------ DATA IN THIS EXERCISE

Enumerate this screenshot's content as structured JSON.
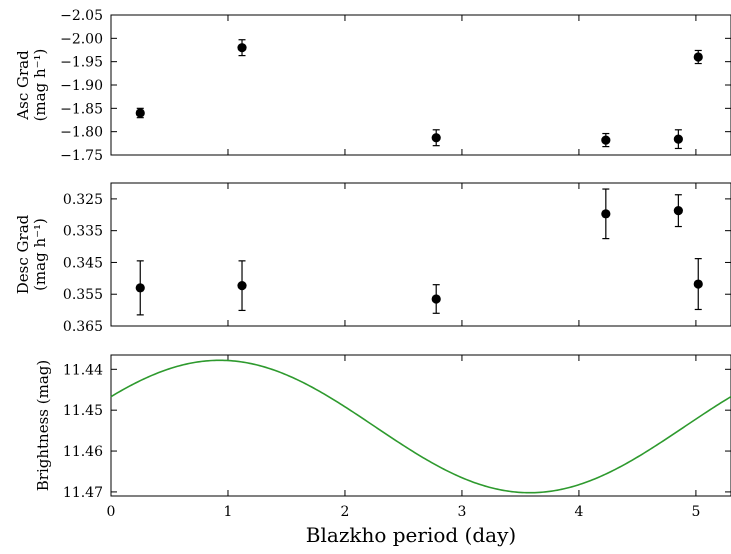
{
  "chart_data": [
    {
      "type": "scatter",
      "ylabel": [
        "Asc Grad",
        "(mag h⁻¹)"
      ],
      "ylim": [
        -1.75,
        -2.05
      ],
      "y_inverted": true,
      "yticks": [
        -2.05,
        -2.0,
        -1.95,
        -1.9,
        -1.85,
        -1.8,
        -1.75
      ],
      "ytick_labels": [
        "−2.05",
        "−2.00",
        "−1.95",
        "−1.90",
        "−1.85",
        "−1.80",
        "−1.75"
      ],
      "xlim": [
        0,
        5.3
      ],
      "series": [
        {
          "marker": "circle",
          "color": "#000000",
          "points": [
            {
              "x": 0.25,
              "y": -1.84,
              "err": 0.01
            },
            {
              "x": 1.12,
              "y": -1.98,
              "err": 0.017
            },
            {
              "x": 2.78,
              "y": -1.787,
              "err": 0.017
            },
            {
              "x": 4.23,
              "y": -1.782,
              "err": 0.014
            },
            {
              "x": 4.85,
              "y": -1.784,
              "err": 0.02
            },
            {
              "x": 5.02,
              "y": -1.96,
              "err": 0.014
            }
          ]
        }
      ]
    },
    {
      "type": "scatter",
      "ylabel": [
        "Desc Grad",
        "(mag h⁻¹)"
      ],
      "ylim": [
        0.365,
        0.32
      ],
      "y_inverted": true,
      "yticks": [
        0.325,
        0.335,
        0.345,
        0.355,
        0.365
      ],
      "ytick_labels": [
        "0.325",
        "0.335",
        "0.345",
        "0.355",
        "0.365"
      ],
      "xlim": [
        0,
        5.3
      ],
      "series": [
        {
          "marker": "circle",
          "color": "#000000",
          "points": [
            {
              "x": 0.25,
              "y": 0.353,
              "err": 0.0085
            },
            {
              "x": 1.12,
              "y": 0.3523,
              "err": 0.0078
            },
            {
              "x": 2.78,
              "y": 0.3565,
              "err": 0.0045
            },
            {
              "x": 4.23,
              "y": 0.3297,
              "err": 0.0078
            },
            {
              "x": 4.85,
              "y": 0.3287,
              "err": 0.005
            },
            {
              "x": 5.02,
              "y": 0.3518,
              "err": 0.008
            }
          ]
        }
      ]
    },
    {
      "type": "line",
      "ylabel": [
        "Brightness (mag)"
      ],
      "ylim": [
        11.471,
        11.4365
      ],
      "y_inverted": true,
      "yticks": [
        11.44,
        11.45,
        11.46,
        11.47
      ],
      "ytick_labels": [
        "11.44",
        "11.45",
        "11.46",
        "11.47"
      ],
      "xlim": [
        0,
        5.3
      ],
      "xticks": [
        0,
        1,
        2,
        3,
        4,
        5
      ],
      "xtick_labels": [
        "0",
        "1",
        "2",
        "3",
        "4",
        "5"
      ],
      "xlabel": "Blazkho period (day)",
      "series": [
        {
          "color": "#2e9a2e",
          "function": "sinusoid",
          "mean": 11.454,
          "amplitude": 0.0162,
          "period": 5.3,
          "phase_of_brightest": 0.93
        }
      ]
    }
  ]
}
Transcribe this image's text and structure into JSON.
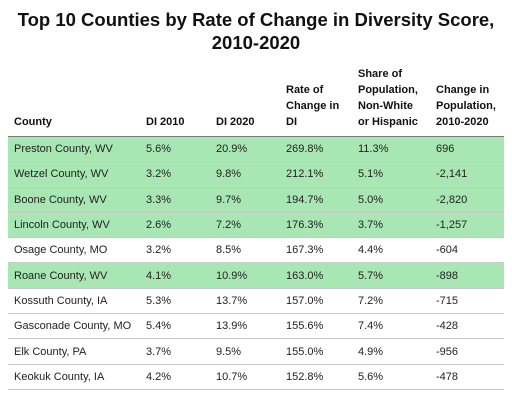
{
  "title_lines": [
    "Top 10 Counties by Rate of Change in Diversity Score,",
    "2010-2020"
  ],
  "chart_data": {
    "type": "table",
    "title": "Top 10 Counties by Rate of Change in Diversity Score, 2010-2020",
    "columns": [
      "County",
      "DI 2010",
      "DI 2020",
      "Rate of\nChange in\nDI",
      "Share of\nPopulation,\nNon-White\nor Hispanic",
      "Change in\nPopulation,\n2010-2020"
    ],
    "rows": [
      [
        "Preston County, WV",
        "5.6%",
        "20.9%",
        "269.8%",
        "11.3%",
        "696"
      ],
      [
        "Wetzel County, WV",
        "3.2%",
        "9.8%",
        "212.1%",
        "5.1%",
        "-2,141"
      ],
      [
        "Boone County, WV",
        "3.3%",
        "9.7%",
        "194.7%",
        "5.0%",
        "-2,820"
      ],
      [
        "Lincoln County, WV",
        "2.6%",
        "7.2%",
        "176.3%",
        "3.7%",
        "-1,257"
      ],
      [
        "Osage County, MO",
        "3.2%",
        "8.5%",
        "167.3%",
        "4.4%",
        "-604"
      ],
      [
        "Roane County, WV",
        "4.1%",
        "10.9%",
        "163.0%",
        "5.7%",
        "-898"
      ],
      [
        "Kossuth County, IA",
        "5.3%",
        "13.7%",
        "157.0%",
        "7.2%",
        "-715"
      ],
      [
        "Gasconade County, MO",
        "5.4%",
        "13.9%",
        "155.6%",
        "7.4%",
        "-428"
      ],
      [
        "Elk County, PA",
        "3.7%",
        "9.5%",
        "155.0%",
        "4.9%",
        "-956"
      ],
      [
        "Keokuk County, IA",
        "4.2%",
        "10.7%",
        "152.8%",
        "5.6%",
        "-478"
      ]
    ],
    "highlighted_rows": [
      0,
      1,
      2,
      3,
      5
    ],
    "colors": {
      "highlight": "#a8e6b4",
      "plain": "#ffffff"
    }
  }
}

------------

_TASK TO CARRY OUT:_
Reproduce all of the material above word for word. Omit the pictures.

_EXPECTED OUTPUT:_
Enumerate this screenshot's content as structured JSON.
{
  "chart_data": [
    {
      "type": "scatter",
      "ylabel": [
        "Asc Grad",
        "(mag h⁻¹)"
      ],
      "ylim": [
        -1.75,
        -2.05
      ],
      "y_inverted": true,
      "yticks": [
        -2.05,
        -2.0,
        -1.95,
        -1.9,
        -1.85,
        -1.8,
        -1.75
      ],
      "ytick_labels": [
        "−2.05",
        "−2.00",
        "−1.95",
        "−1.90",
        "−1.85",
        "−1.80",
        "−1.75"
      ],
      "xlim": [
        0,
        5.3
      ],
      "series": [
        {
          "marker": "circle",
          "color": "#000000",
          "points": [
            {
              "x": 0.25,
              "y": -1.84,
              "err": 0.01
            },
            {
              "x": 1.12,
              "y": -1.98,
              "err": 0.017
            },
            {
              "x": 2.78,
              "y": -1.787,
              "err": 0.017
            },
            {
              "x": 4.23,
              "y": -1.782,
              "err": 0.014
            },
            {
              "x": 4.85,
              "y": -1.784,
              "err": 0.02
            },
            {
              "x": 5.02,
              "y": -1.96,
              "err": 0.014
            }
          ]
        }
      ]
    },
    {
      "type": "scatter",
      "ylabel": [
        "Desc Grad",
        "(mag h⁻¹)"
      ],
      "ylim": [
        0.365,
        0.32
      ],
      "y_inverted": true,
      "yticks": [
        0.325,
        0.335,
        0.345,
        0.355,
        0.365
      ],
      "ytick_labels": [
        "0.325",
        "0.335",
        "0.345",
        "0.355",
        "0.365"
      ],
      "xlim": [
        0,
        5.3
      ],
      "series": [
        {
          "marker": "circle",
          "color": "#000000",
          "points": [
            {
              "x": 0.25,
              "y": 0.353,
              "err": 0.0085
            },
            {
              "x": 1.12,
              "y": 0.3523,
              "err": 0.0078
            },
            {
              "x": 2.78,
              "y": 0.3565,
              "err": 0.0045
            },
            {
              "x": 4.23,
              "y": 0.3297,
              "err": 0.0078
            },
            {
              "x": 4.85,
              "y": 0.3287,
              "err": 0.005
            },
            {
              "x": 5.02,
              "y": 0.3518,
              "err": 0.008
            }
          ]
        }
      ]
    },
    {
      "type": "line",
      "ylabel": [
        "Brightness (mag)"
      ],
      "ylim": [
        11.471,
        11.4365
      ],
      "y_inverted": true,
      "yticks": [
        11.44,
        11.45,
        11.46,
        11.47
      ],
      "ytick_labels": [
        "11.44",
        "11.45",
        "11.46",
        "11.47"
      ],
      "xlim": [
        0,
        5.3
      ],
      "xticks": [
        0,
        1,
        2,
        3,
        4,
        5
      ],
      "xtick_labels": [
        "0",
        "1",
        "2",
        "3",
        "4",
        "5"
      ],
      "xlabel": "Blazkho period (day)",
      "series": [
        {
          "color": "#2e9a2e",
          "function": "sinusoid",
          "mean": 11.454,
          "amplitude": 0.0162,
          "period": 5.3,
          "phase_of_brightest": 0.93
        }
      ]
    }
  ]
}
Transcribe this image's text and structure into JSON.
{
  "title_lines": [
    "Top 10 Counties by Rate of Change in Diversity Score,",
    "2010-2020"
  ],
  "chart_data": {
    "type": "table",
    "title": "Top 10 Counties by Rate of Change in Diversity Score, 2010-2020",
    "columns": [
      "County",
      "DI 2010",
      "DI 2020",
      "Rate of\nChange in\nDI",
      "Share of\nPopulation,\nNon-White\nor Hispanic",
      "Change in\nPopulation,\n2010-2020"
    ],
    "rows": [
      [
        "Preston County, WV",
        "5.6%",
        "20.9%",
        "269.8%",
        "11.3%",
        "696"
      ],
      [
        "Wetzel County, WV",
        "3.2%",
        "9.8%",
        "212.1%",
        "5.1%",
        "-2,141"
      ],
      [
        "Boone County, WV",
        "3.3%",
        "9.7%",
        "194.7%",
        "5.0%",
        "-2,820"
      ],
      [
        "Lincoln County, WV",
        "2.6%",
        "7.2%",
        "176.3%",
        "3.7%",
        "-1,257"
      ],
      [
        "Osage County, MO",
        "3.2%",
        "8.5%",
        "167.3%",
        "4.4%",
        "-604"
      ],
      [
        "Roane County, WV",
        "4.1%",
        "10.9%",
        "163.0%",
        "5.7%",
        "-898"
      ],
      [
        "Kossuth County, IA",
        "5.3%",
        "13.7%",
        "157.0%",
        "7.2%",
        "-715"
      ],
      [
        "Gasconade County, MO",
        "5.4%",
        "13.9%",
        "155.6%",
        "7.4%",
        "-428"
      ],
      [
        "Elk County, PA",
        "3.7%",
        "9.5%",
        "155.0%",
        "4.9%",
        "-956"
      ],
      [
        "Keokuk County, IA",
        "4.2%",
        "10.7%",
        "152.8%",
        "5.6%",
        "-478"
      ]
    ],
    "highlighted_rows": [
      0,
      1,
      2,
      3,
      5
    ],
    "colors": {
      "highlight": "#a8e6b4",
      "plain": "#ffffff"
    }
  }
}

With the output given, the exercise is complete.